───── DATA SUPPLIED

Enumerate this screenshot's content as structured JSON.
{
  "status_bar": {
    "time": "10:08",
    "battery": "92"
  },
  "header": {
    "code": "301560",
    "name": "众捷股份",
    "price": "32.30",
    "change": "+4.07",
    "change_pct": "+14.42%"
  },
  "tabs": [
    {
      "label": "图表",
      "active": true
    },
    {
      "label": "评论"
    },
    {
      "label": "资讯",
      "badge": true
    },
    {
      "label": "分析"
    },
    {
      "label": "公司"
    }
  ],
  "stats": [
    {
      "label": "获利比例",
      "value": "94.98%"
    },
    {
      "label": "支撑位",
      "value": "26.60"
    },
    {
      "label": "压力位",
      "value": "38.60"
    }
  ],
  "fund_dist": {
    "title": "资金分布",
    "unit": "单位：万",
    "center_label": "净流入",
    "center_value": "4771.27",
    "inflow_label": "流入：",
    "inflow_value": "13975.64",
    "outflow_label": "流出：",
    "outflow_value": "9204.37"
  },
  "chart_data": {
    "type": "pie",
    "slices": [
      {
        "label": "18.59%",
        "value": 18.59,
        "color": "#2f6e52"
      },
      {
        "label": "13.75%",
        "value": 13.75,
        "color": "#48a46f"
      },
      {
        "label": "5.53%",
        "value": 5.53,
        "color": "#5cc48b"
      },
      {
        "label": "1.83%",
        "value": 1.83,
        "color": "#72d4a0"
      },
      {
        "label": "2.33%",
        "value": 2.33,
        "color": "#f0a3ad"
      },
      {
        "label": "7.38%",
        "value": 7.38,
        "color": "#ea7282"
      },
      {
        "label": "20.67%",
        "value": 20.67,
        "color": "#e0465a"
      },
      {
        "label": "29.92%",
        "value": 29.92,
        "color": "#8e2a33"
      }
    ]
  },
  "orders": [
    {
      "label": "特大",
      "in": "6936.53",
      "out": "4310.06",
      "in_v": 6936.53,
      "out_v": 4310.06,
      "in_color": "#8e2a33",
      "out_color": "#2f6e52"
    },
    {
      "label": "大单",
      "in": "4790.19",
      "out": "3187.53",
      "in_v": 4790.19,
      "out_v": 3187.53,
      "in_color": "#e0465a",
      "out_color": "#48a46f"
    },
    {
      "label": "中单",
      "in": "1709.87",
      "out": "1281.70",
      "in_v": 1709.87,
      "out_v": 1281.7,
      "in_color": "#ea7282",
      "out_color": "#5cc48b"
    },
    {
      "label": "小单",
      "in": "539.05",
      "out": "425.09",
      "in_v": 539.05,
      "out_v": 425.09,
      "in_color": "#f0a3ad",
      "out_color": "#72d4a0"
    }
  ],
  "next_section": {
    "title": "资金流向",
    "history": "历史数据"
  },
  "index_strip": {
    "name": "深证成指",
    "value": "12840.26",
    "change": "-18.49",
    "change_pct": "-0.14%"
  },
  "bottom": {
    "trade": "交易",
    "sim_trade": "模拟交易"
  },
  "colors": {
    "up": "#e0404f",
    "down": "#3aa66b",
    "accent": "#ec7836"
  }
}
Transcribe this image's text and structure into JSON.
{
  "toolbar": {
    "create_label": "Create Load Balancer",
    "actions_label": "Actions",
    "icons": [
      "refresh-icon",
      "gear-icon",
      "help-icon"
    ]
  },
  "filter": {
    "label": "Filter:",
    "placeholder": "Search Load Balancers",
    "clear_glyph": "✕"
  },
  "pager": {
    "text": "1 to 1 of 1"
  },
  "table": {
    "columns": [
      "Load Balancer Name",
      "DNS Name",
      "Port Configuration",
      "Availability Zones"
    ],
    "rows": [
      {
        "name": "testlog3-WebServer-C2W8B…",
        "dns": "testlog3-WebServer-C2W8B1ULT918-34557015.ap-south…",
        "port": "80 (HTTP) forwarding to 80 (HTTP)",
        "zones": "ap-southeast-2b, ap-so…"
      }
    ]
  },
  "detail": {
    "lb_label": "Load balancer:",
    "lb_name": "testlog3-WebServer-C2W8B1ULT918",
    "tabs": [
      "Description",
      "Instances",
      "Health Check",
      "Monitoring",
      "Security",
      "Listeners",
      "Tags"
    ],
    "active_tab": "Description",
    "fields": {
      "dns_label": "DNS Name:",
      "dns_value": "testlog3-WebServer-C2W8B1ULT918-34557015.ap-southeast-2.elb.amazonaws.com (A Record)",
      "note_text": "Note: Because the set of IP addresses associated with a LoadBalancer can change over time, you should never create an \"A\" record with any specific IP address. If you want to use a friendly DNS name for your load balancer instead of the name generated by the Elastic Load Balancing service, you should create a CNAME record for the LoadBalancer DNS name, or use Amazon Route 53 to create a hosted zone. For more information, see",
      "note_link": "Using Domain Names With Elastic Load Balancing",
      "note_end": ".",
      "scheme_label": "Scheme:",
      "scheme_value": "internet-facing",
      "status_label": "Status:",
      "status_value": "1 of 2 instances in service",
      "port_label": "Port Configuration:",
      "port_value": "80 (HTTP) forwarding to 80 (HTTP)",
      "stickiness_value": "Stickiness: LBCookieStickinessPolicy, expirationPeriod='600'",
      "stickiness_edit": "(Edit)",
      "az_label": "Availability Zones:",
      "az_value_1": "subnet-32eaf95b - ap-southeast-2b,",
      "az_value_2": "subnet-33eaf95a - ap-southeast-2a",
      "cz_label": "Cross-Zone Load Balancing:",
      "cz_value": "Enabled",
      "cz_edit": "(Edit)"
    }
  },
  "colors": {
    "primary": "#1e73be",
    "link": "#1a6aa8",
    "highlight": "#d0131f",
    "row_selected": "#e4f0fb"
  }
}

──────────

▶ PROBLEM REQUIREMENTS: Restate each of the entries above verbatim.

▶ RESPONSE:
Enumerate this screenshot's content as structured JSON.
{
  "status_bar": {
    "time": "10:08",
    "battery": "92"
  },
  "header": {
    "code": "301560",
    "name": "众捷股份",
    "price": "32.30",
    "change": "+4.07",
    "change_pct": "+14.42%"
  },
  "tabs": [
    {
      "label": "图表",
      "active": true
    },
    {
      "label": "评论"
    },
    {
      "label": "资讯",
      "badge": true
    },
    {
      "label": "分析"
    },
    {
      "label": "公司"
    }
  ],
  "stats": [
    {
      "label": "获利比例",
      "value": "94.98%"
    },
    {
      "label": "支撑位",
      "value": "26.60"
    },
    {
      "label": "压力位",
      "value": "38.60"
    }
  ],
  "fund_dist": {
    "title": "资金分布",
    "unit": "单位：万",
    "center_label": "净流入",
    "center_value": "4771.27",
    "inflow_label": "流入：",
    "inflow_value": "13975.64",
    "outflow_label": "流出：",
    "outflow_value": "9204.37"
  },
  "chart_data": {
    "type": "pie",
    "slices": [
      {
        "label": "18.59%",
        "value": 18.59,
        "color": "#2f6e52"
      },
      {
        "label": "13.75%",
        "value": 13.75,
        "color": "#48a46f"
      },
      {
        "label": "5.53%",
        "value": 5.53,
        "color": "#5cc48b"
      },
      {
        "label": "1.83%",
        "value": 1.83,
        "color": "#72d4a0"
      },
      {
        "label": "2.33%",
        "value": 2.33,
        "color": "#f0a3ad"
      },
      {
        "label": "7.38%",
        "value": 7.38,
        "color": "#ea7282"
      },
      {
        "label": "20.67%",
        "value": 20.67,
        "color": "#e0465a"
      },
      {
        "label": "29.92%",
        "value": 29.92,
        "color": "#8e2a33"
      }
    ]
  },
  "orders": [
    {
      "label": "特大",
      "in": "6936.53",
      "out": "4310.06",
      "in_v": 6936.53,
      "out_v": 4310.06,
      "in_color": "#8e2a33",
      "out_color": "#2f6e52"
    },
    {
      "label": "大单",
      "in": "4790.19",
      "out": "3187.53",
      "in_v": 4790.19,
      "out_v": 3187.53,
      "in_color": "#e0465a",
      "out_color": "#48a46f"
    },
    {
      "label": "中单",
      "in": "1709.87",
      "out": "1281.70",
      "in_v": 1709.87,
      "out_v": 1281.7,
      "in_color": "#ea7282",
      "out_color": "#5cc48b"
    },
    {
      "label": "小单",
      "in": "539.05",
      "out": "425.09",
      "in_v": 539.05,
      "out_v": 425.09,
      "in_color": "#f0a3ad",
      "out_color": "#72d4a0"
    }
  ],
  "next_section": {
    "title": "资金流向",
    "history": "历史数据"
  },
  "index_strip": {
    "name": "深证成指",
    "value": "12840.26",
    "change": "-18.49",
    "change_pct": "-0.14%"
  },
  "bottom": {
    "trade": "交易",
    "sim_trade": "模拟交易"
  },
  "colors": {
    "up": "#e0404f",
    "down": "#3aa66b",
    "accent": "#ec7836"
  }
}
Transcribe this image's text and structure into JSON.
{
  "toolbar": {
    "create_label": "Create Load Balancer",
    "actions_label": "Actions",
    "icons": [
      "refresh-icon",
      "gear-icon",
      "help-icon"
    ]
  },
  "filter": {
    "label": "Filter:",
    "placeholder": "Search Load Balancers",
    "clear_glyph": "✕"
  },
  "pager": {
    "text": "1 to 1 of 1"
  },
  "table": {
    "columns": [
      "Load Balancer Name",
      "DNS Name",
      "Port Configuration",
      "Availability Zones"
    ],
    "rows": [
      {
        "name": "testlog3-WebServer-C2W8B…",
        "dns": "testlog3-WebServer-C2W8B1ULT918-34557015.ap-south…",
        "port": "80 (HTTP) forwarding to 80 (HTTP)",
        "zones": "ap-southeast-2b, ap-so…"
      }
    ]
  },
  "detail": {
    "lb_label": "Load balancer:",
    "lb_name": "testlog3-WebServer-C2W8B1ULT918",
    "tabs": [
      "Description",
      "Instances",
      "Health Check",
      "Monitoring",
      "Security",
      "Listeners",
      "Tags"
    ],
    "active_tab": "Description",
    "fields": {
      "dns_label": "DNS Name:",
      "dns_value": "testlog3-WebServer-C2W8B1ULT918-34557015.ap-southeast-2.elb.amazonaws.com (A Record)",
      "note_text": "Note: Because the set of IP addresses associated with a LoadBalancer can change over time, you should never create an \"A\" record with any specific IP address. If you want to use a friendly DNS name for your load balancer instead of the name generated by the Elastic Load Balancing service, you should create a CNAME record for the LoadBalancer DNS name, or use Amazon Route 53 to create a hosted zone. For more information, see",
      "note_link": "Using Domain Names With Elastic Load Balancing",
      "note_end": ".",
      "scheme_label": "Scheme:",
      "scheme_value": "internet-facing",
      "status_label": "Status:",
      "status_value": "1 of 2 instances in service",
      "port_label": "Port Configuration:",
      "port_value": "80 (HTTP) forwarding to 80 (HTTP)",
      "stickiness_value": "Stickiness: LBCookieStickinessPolicy, expirationPeriod='600'",
      "stickiness_edit": "(Edit)",
      "az_label": "Availability Zones:",
      "az_value_1": "subnet-32eaf95b - ap-southeast-2b,",
      "az_value_2": "subnet-33eaf95a - ap-southeast-2a",
      "cz_label": "Cross-Zone Load Balancing:",
      "cz_value": "Enabled",
      "cz_edit": "(Edit)"
    }
  },
  "colors": {
    "primary": "#1e73be",
    "link": "#1a6aa8",
    "highlight": "#d0131f",
    "row_selected": "#e4f0fb"
  }
}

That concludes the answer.